#### THE REQUEST
Below is a block of data; give all of it again word for word.

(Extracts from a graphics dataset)
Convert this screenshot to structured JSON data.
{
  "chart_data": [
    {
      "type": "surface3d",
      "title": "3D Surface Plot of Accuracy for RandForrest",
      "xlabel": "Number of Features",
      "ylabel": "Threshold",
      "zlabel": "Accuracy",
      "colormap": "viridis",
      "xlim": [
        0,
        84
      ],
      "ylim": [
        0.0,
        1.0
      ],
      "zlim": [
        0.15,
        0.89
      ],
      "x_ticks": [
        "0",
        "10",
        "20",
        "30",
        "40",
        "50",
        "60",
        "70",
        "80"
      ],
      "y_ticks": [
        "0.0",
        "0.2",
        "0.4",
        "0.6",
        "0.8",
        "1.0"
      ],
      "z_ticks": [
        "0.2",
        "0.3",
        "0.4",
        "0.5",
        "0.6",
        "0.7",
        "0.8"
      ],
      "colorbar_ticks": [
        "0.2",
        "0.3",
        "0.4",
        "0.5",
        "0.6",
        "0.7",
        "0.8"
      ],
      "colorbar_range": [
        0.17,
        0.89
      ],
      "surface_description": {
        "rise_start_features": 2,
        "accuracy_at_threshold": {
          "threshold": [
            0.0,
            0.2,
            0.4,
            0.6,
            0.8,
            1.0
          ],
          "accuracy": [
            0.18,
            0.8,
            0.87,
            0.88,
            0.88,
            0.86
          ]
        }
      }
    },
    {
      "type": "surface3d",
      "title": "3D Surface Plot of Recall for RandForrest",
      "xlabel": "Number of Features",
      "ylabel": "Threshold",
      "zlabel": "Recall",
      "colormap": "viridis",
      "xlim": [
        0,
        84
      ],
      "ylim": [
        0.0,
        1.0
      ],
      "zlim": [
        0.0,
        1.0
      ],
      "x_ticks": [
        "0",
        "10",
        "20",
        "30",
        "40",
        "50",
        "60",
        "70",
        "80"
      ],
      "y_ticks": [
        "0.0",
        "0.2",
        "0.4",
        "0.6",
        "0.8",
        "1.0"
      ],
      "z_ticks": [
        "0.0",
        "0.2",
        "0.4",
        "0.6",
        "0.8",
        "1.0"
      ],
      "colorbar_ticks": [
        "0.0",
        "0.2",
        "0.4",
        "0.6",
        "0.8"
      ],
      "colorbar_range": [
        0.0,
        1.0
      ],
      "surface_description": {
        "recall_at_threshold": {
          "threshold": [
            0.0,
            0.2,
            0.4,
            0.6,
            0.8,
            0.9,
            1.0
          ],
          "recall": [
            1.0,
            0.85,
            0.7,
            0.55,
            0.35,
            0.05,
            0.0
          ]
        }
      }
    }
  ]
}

#### TASK RESULT
Convert this screenshot to structured JSON data.
{
  "chart_data": [
    {
      "type": "surface3d",
      "title": "3D Surface Plot of Accuracy for RandForrest",
      "xlabel": "Number of Features",
      "ylabel": "Threshold",
      "zlabel": "Accuracy",
      "colormap": "viridis",
      "xlim": [
        0,
        84
      ],
      "ylim": [
        0.0,
        1.0
      ],
      "zlim": [
        0.15,
        0.89
      ],
      "x_ticks": [
        "0",
        "10",
        "20",
        "30",
        "40",
        "50",
        "60",
        "70",
        "80"
      ],
      "y_ticks": [
        "0.0",
        "0.2",
        "0.4",
        "0.6",
        "0.8",
        "1.0"
      ],
      "z_ticks": [
        "0.2",
        "0.3",
        "0.4",
        "0.5",
        "0.6",
        "0.7",
        "0.8"
      ],
      "colorbar_ticks": [
        "0.2",
        "0.3",
        "0.4",
        "0.5",
        "0.6",
        "0.7",
        "0.8"
      ],
      "colorbar_range": [
        0.17,
        0.89
      ],
      "surface_description": {
        "rise_start_features": 2,
        "accuracy_at_threshold": {
          "threshold": [
            0.0,
            0.2,
            0.4,
            0.6,
            0.8,
            1.0
          ],
          "accuracy": [
            0.18,
            0.8,
            0.87,
            0.88,
            0.88,
            0.86
          ]
        }
      }
    },
    {
      "type": "surface3d",
      "title": "3D Surface Plot of Recall for RandForrest",
      "xlabel": "Number of Features",
      "ylabel": "Threshold",
      "zlabel": "Recall",
      "colormap": "viridis",
      "xlim": [
        0,
        84
      ],
      "ylim": [
        0.0,
        1.0
      ],
      "zlim": [
        0.0,
        1.0
      ],
      "x_ticks": [
        "0",
        "10",
        "20",
        "30",
        "40",
        "50",
        "60",
        "70",
        "80"
      ],
      "y_ticks": [
        "0.0",
        "0.2",
        "0.4",
        "0.6",
        "0.8",
        "1.0"
      ],
      "z_ticks": [
        "0.0",
        "0.2",
        "0.4",
        "0.6",
        "0.8",
        "1.0"
      ],
      "colorbar_ticks": [
        "0.0",
        "0.2",
        "0.4",
        "0.6",
        "0.8"
      ],
      "colorbar_range": [
        0.0,
        1.0
      ],
      "surface_description": {
        "recall_at_threshold": {
          "threshold": [
            0.0,
            0.2,
            0.4,
            0.6,
            0.8,
            0.9,
            1.0
          ],
          "recall": [
            1.0,
            0.85,
            0.7,
            0.55,
            0.35,
            0.05,
            0.0
          ]
        }
      }
    }
  ]
}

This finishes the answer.